> [WHAT YOU WILL DO]: Images are not part of the copy; write out the rest of the data exactly as given.

Excerpt from a dataset:
— begin —
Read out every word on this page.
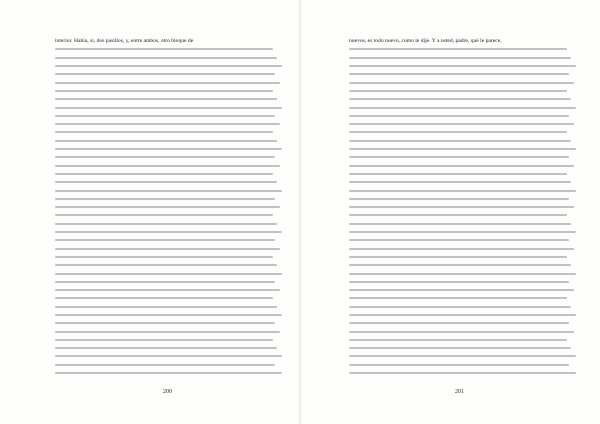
interior. Había, sí, dos pasillos, y, entre ambos, otro bloque de
200
nuevos, es todo nuevo, como te dije. Y a usted, padre, qué le parece,
201
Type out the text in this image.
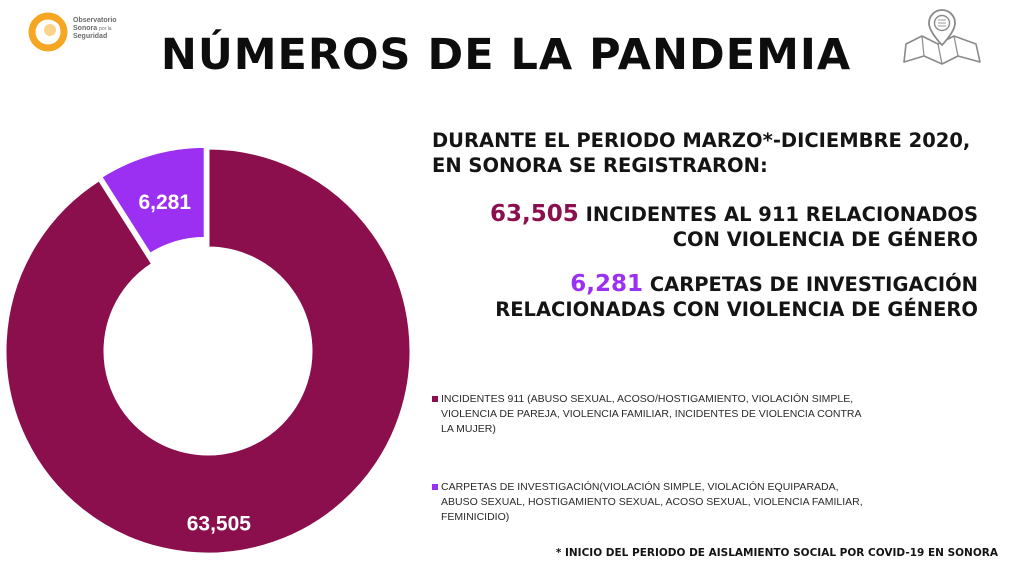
Observatorio
Sonora por la
Seguridad	NÚMEROS DE LA PANDEMIA
63,505
6,281
DURANTE EL PERIODO MARZO*-DICIEMBRE 2020,
EN SONORA SE REGISTRARON:
63,505 INCIDENTES AL 911 RELACIONADOS
CON VIOLENCIA DE GÉNERO
6,281 CARPETAS DE INVESTIGACIÓN
RELACIONADAS CON VIOLENCIA DE GÉNERO
INCIDENTES 911 (ABUSO SEXUAL, ACOSO/HOSTIGAMIENTO, VIOLACIÓN SIMPLE, VIOLENCIA DE PAREJA, VIOLENCIA FAMILIAR, INCIDENTES DE VIOLENCIA CONTRA LA MUJER)
CARPETAS DE INVESTIGACIÓN(VIOLACIÓN SIMPLE, VIOLACIÓN EQUIPARADA, ABUSO SEXUAL, HOSTIGAMIENTO SEXUAL, ACOSO SEXUAL, VIOLENCIA FAMILIAR, FEMINICIDIO)
* INICIO DEL PERIODO DE AISLAMIENTO SOCIAL POR COVID-19 EN SONORA
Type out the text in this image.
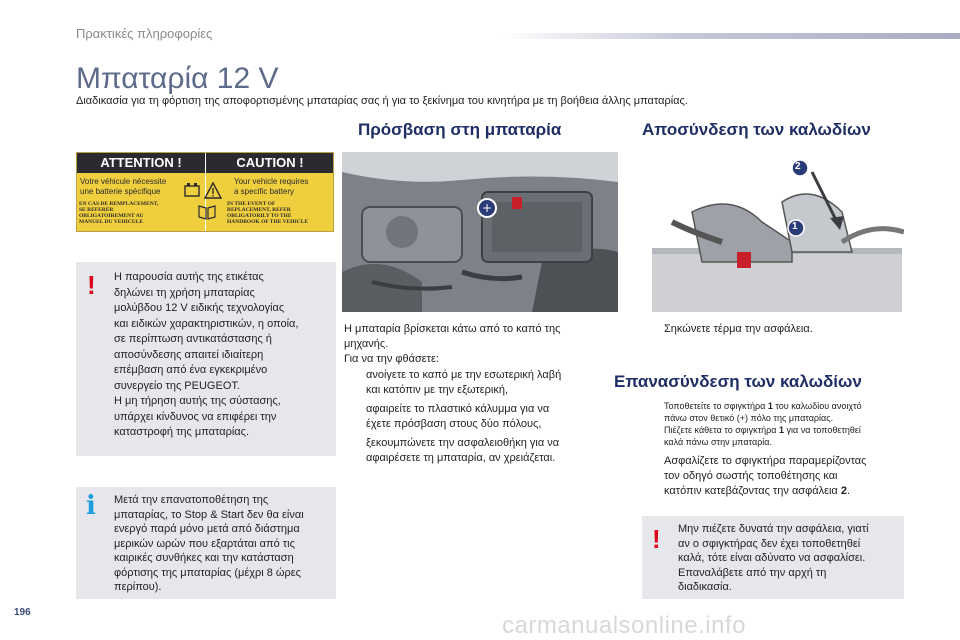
Πρακτικές πληροφορίες
Μπαταρία 12 V
Διαδικασία για τη φόρτιση της αποφορτισμένης μπαταρίας σας ή για το ξεκίνημα του κινητήρα με τη βοήθεια άλλης μπαταρίας.
Πρόσβαση στη μπαταρία	Αποσύνδεση των καλωδίων
ATTENTION !	CAUTION !
Votre véhicule nécessite
une batterie spécifique
Your vehicle requires
a specific battery
EN CAS DE REMPLACEMENT,
SE REFERER
OBLIGATOIREMENT AU
MANUEL DU VEHICULE
IN THE EVENT OF
REPLACEMENT, REFER
OBLIGATORILY TO THE
HANDBOOK OF THE VEHICLE
! Η παρουσία αυτής της ετικέτας
δηλώνει τη χρήση μπαταρίας
μολύβδου 12 V ειδικής τεχνολογίας
και ειδικών χαρακτηριστικών, η οποία,
σε περίπτωση αντικατάστασης ή
αποσύνδεσης απαιτεί ιδιαίτερη
επέμβαση από ένα εγκεκριμένο
συνεργείο της PEUGEOT.
Η μη τήρηση αυτής της σύστασης,
υπάρχει κίνδυνος να επιφέρει την
καταστροφή της μπαταρίας.
i Μετά την επανατοποθέτηση της
μπαταρίας, το Stop & Start δεν θα είναι
ενεργό παρά μόνο μετά από διάστημα
μερικών ωρών που εξαρτάται από τις
καιρικές συνθήκες και την κατάσταση
φόρτισης της μπαταρίας (μέχρι 8 ώρες
περίπου).
+
2
1
Η μπαταρία βρίσκεται κάτω από το καπό της
μηχανής.
Για να την φθάσετε:
ανοίγετε το καπό με την εσωτερική λαβή
και κατόπιν με την εξωτερική,
αφαιρείτε το πλαστικό κάλυμμα για να
έχετε πρόσβαση στους δύο πόλους,
ξεκουμπώνετε την ασφαλειοθήκη για να
αφαιρέσετε τη μπαταρία, αν χρειάζεται.
Σηκώνετε τέρμα την ασφάλεια.
Επανασύνδεση των καλωδίων
Τοποθετείτε το σφιγκτήρα 1 του καλωδίου ανοιχτό
πάνω στον θετικό (+) πόλο της μπαταρίας.
Πιέζετε κάθετα το σφιγκτήρα 1 για να τοποθετηθεί
καλά πάνω στην μπαταρία.
Ασφαλίζετε το σφιγκτήρα παραμερίζοντας
τον οδηγό σωστής τοποθέτησης και
κατόπιν κατεβάζοντας την ασφάλεια 2.
! Μην πιέζετε δυνατά την ασφάλεια, γιατί
αν ο σφιγκτήρας δεν έχει τοποθετηθεί
καλά, τότε είναι αδύνατο να ασφαλίσει.
Επαναλάβετε από την αρχή τη
διαδικασία.
196	carmanualsonline.info
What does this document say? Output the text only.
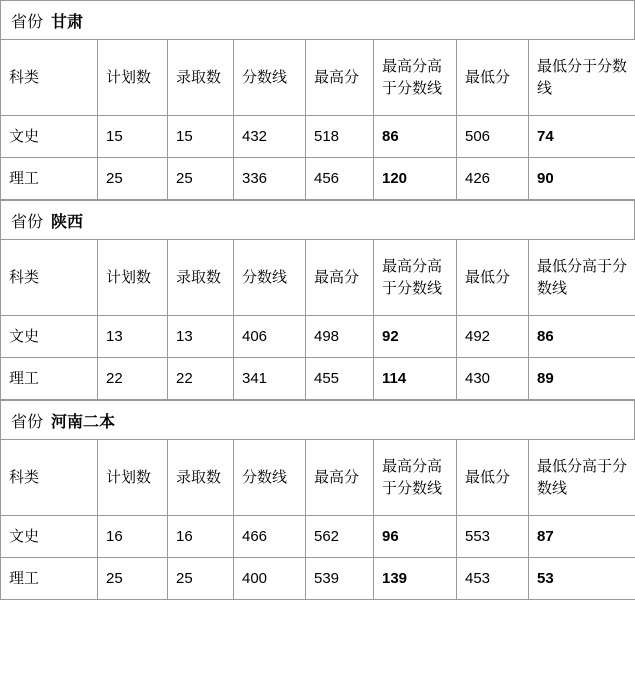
省份 甘肃
科类	计划数	录取数	分数线	最高分	最高分高于分数线	最低分	最低分于分数线
文史	15	15	432	518	86	506	74
理工	25	25	336	456	120	426	90
省份 陕西
科类	计划数	录取数	分数线	最高分	最高分高于分数线	最低分	最低分高于分数线
文史	13	13	406	498	92	492	86
理工	22	22	341	455	114	430	89
省份 河南二本
科类	计划数	录取数	分数线	最高分	最高分高于分数线	最低分	最低分高于分数线
文史	16	16	466	562	96	553	87
理工	25	25	400	539	139	453	53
— end —
> [RESULT OF THE TASK]:
Read out every word on this page.
interior. Había, sí, dos pasillos, y, entre ambos, otro bloque de
200
nuevos, es todo nuevo, como te dije. Y a usted, padre, qué le parece,
201
Type out the text in this image.
Observatorio
Sonora por la
Seguridad	NÚMEROS DE LA PANDEMIA
63,505
6,281
DURANTE EL PERIODO MARZO*-DICIEMBRE 2020,
EN SONORA SE REGISTRARON:
63,505 INCIDENTES AL 911 RELACIONADOS
CON VIOLENCIA DE GÉNERO
6,281 CARPETAS DE INVESTIGACIÓN
RELACIONADAS CON VIOLENCIA DE GÉNERO
INCIDENTES 911 (ABUSO SEXUAL, ACOSO/HOSTIGAMIENTO, VIOLACIÓN SIMPLE, VIOLENCIA DE PAREJA, VIOLENCIA FAMILIAR, INCIDENTES DE VIOLENCIA CONTRA LA MUJER)
CARPETAS DE INVESTIGACIÓN(VIOLACIÓN SIMPLE, VIOLACIÓN EQUIPARADA, ABUSO SEXUAL, HOSTIGAMIENTO SEXUAL, ACOSO SEXUAL, VIOLENCIA FAMILIAR, FEMINICIDIO)
* INICIO DEL PERIODO DE AISLAMIENTO SOCIAL POR COVID-19 EN SONORA
Type out the text in this image.
Πρακτικές πληροφορίες
Μπαταρία 12 V
Διαδικασία για τη φόρτιση της αποφορτισμένης μπαταρίας σας ή για το ξεκίνημα του κινητήρα με τη βοήθεια άλλης μπαταρίας.
Πρόσβαση στη μπαταρία	Αποσύνδεση των καλωδίων
ATTENTION !	CAUTION !
Votre véhicule nécessite
une batterie spécifique
Your vehicle requires
a specific battery
EN CAS DE REMPLACEMENT,
SE REFERER
OBLIGATOIREMENT AU
MANUEL DU VEHICULE
IN THE EVENT OF
REPLACEMENT, REFER
OBLIGATORILY TO THE
HANDBOOK OF THE VEHICLE
! Η παρουσία αυτής της ετικέτας
δηλώνει τη χρήση μπαταρίας
μολύβδου 12 V ειδικής τεχνολογίας
και ειδικών χαρακτηριστικών, η οποία,
σε περίπτωση αντικατάστασης ή
αποσύνδεσης απαιτεί ιδιαίτερη
επέμβαση από ένα εγκεκριμένο
συνεργείο της PEUGEOT.
Η μη τήρηση αυτής της σύστασης,
υπάρχει κίνδυνος να επιφέρει την
καταστροφή της μπαταρίας.
i Μετά την επανατοποθέτηση της
μπαταρίας, το Stop & Start δεν θα είναι
ενεργό παρά μόνο μετά από διάστημα
μερικών ωρών που εξαρτάται από τις
καιρικές συνθήκες και την κατάσταση
φόρτισης της μπαταρίας (μέχρι 8 ώρες
περίπου).
+
2
1
Η μπαταρία βρίσκεται κάτω από το καπό της
μηχανής.
Για να την φθάσετε:
ανοίγετε το καπό με την εσωτερική λαβή
και κατόπιν με την εξωτερική,
αφαιρείτε το πλαστικό κάλυμμα για να
έχετε πρόσβαση στους δύο πόλους,
ξεκουμπώνετε την ασφαλειοθήκη για να
αφαιρέσετε τη μπαταρία, αν χρειάζεται.
Σηκώνετε τέρμα την ασφάλεια.
Επανασύνδεση των καλωδίων
Τοποθετείτε το σφιγκτήρα 1 του καλωδίου ανοιχτό
πάνω στον θετικό (+) πόλο της μπαταρίας.
Πιέζετε κάθετα το σφιγκτήρα 1 για να τοποθετηθεί
καλά πάνω στην μπαταρία.
Ασφαλίζετε το σφιγκτήρα παραμερίζοντας
τον οδηγό σωστής τοποθέτησης και
κατόπιν κατεβάζοντας την ασφάλεια 2.
! Μην πιέζετε δυνατά την ασφάλεια, γιατί
αν ο σφιγκτήρας δεν έχει τοποθετηθεί
καλά, τότε είναι αδύνατο να ασφαλίσει.
Επαναλάβετε από την αρχή τη
διαδικασία.
196	carmanualsonline.info
What does this document say? Output the text only.
省份 甘肃
科类	计划数	录取数	分数线	最高分	最高分高于分数线	最低分	最低分于分数线
文史	15	15	432	518	86	506	74
理工	25	25	336	456	120	426	90
省份 陕西
科类	计划数	录取数	分数线	最高分	最高分高于分数线	最低分	最低分高于分数线
文史	13	13	406	498	92	492	86
理工	22	22	341	455	114	430	89
省份 河南二本
科类	计划数	录取数	分数线	最高分	最高分高于分数线	最低分	最低分高于分数线
文史	16	16	466	562	96	553	87
理工	25	25	400	539	139	453	53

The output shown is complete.